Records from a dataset
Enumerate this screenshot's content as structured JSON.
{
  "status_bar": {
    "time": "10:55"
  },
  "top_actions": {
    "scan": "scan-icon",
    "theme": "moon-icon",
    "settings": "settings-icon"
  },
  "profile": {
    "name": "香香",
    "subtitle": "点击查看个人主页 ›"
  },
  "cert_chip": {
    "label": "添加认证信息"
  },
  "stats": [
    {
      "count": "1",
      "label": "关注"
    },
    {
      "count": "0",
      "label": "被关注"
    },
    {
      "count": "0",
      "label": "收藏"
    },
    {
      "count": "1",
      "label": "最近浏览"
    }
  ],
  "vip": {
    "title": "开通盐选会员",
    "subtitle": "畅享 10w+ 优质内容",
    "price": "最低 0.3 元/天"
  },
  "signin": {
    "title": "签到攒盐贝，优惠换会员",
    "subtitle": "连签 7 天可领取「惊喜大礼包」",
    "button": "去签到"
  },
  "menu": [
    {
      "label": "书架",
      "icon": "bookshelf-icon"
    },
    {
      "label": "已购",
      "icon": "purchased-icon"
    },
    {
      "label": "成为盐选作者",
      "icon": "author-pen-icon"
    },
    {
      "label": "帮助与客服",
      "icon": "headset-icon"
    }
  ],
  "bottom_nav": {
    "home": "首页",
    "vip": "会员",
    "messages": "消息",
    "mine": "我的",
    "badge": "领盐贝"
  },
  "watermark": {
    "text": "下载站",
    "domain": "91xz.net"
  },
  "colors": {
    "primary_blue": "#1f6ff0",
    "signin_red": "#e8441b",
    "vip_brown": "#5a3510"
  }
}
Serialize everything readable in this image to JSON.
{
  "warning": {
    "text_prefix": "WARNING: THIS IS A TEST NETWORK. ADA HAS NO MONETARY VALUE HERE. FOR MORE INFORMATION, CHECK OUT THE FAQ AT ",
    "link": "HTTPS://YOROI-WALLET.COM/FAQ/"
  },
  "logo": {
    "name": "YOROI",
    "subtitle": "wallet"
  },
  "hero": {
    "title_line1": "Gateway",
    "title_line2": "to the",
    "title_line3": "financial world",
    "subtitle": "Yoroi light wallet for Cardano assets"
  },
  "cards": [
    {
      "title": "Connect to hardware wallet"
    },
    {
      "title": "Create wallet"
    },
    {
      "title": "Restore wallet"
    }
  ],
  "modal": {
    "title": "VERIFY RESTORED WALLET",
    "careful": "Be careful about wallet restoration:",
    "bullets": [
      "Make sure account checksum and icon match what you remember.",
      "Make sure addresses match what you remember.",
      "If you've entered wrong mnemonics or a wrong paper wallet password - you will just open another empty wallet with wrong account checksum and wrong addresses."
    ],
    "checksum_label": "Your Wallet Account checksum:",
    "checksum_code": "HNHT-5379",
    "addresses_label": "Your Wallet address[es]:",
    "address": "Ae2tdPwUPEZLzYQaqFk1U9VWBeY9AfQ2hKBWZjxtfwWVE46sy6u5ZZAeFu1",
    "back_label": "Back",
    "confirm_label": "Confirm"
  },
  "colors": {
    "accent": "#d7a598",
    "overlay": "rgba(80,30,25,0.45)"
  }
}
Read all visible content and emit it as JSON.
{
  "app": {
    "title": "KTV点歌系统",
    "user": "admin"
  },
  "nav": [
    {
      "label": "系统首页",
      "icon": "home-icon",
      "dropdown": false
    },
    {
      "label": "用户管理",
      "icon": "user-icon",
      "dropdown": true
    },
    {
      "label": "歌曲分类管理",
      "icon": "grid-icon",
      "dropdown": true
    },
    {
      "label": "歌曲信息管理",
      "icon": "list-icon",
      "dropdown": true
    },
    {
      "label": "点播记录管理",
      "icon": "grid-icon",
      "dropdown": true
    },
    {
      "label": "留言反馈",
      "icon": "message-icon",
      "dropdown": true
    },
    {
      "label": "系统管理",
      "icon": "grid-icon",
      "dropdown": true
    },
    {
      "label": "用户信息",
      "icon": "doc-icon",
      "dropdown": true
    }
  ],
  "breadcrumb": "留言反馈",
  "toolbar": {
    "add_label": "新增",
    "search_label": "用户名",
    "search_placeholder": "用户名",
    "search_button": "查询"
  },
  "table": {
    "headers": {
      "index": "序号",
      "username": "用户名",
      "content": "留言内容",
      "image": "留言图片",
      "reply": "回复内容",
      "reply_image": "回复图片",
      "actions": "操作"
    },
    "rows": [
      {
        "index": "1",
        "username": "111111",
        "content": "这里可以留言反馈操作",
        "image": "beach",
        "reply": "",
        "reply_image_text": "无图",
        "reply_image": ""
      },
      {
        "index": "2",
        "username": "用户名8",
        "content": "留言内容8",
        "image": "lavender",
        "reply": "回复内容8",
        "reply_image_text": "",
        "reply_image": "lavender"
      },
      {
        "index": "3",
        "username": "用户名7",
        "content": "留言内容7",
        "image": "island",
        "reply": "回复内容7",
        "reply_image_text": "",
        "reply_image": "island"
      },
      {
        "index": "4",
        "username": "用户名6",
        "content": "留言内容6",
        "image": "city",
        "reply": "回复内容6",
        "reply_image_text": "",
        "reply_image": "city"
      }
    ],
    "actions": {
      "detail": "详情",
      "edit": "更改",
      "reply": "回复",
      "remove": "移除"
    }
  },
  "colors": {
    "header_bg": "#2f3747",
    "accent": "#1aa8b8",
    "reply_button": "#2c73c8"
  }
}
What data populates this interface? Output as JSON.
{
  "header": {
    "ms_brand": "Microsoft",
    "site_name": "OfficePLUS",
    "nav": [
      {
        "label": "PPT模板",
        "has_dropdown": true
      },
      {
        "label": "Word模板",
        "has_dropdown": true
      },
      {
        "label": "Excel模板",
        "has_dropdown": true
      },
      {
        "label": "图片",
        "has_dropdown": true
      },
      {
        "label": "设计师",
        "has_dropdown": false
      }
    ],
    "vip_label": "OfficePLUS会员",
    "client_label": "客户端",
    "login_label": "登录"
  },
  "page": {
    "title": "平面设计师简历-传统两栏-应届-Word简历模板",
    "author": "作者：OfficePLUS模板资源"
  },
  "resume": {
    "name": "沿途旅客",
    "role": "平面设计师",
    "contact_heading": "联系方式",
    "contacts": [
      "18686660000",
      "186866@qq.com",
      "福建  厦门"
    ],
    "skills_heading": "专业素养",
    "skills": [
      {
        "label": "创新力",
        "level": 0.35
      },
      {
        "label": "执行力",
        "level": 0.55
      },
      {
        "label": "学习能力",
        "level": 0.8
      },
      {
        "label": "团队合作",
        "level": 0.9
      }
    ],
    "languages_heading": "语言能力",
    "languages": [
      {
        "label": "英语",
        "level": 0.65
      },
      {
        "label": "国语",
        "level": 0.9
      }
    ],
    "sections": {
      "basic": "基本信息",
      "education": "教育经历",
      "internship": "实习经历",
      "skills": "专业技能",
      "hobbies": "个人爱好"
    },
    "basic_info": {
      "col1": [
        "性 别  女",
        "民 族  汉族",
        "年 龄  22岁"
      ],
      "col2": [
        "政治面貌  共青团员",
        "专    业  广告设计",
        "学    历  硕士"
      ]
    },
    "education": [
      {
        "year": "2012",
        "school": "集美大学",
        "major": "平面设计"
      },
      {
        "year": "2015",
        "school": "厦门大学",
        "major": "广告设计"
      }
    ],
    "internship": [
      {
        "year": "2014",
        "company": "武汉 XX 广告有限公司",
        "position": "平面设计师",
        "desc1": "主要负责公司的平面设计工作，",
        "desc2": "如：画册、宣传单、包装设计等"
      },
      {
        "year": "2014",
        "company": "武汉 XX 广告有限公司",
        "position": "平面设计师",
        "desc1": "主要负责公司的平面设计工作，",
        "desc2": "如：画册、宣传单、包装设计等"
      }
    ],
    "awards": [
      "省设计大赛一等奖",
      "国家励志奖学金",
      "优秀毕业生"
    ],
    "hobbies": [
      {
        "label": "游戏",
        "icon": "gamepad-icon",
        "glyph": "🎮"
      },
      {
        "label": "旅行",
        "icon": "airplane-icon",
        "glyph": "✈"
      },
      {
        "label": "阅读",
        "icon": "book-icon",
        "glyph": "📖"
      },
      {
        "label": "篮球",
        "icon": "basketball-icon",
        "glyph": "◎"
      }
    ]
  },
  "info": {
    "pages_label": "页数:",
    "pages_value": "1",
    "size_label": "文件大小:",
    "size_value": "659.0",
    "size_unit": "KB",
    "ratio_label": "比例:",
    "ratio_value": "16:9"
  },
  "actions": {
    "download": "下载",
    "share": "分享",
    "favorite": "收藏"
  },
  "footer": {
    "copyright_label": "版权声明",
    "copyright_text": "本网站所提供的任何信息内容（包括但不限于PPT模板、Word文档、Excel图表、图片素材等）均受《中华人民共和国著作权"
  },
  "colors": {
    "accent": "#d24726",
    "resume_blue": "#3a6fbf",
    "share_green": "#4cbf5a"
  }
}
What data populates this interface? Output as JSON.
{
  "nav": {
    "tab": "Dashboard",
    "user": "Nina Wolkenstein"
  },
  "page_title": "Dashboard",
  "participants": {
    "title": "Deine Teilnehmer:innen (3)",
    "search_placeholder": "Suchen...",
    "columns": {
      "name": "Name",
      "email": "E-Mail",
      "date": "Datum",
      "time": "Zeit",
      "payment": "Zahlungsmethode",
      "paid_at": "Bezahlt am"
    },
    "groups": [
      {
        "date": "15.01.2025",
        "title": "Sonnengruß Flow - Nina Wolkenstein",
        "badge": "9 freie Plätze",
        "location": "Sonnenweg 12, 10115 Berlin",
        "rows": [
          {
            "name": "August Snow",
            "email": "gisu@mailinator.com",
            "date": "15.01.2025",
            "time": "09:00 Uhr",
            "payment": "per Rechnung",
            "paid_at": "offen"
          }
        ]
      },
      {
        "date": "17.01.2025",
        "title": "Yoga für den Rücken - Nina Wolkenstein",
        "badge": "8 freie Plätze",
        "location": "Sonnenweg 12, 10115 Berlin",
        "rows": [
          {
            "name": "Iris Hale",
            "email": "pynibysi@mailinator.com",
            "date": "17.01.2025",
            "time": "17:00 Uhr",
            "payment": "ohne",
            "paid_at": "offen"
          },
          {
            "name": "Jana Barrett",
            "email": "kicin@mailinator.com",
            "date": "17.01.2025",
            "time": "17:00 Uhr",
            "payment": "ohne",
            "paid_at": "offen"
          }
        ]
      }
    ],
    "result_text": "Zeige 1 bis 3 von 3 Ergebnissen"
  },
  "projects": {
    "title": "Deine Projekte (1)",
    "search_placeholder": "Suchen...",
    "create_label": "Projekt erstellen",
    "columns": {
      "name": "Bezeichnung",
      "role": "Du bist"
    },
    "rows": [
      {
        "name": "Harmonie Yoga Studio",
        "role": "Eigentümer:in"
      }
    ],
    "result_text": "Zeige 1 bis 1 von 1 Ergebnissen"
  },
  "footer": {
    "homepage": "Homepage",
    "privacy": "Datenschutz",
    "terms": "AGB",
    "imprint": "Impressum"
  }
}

WHAT YOU NEED TO DO >> Select and copy every line of the material that holds the string "mailinator".

THE RESULT >>
            "email": "gisu@mailinator.com",
            "email": "pynibysi@mailinator.com",
            "email": "kicin@mailinator.com",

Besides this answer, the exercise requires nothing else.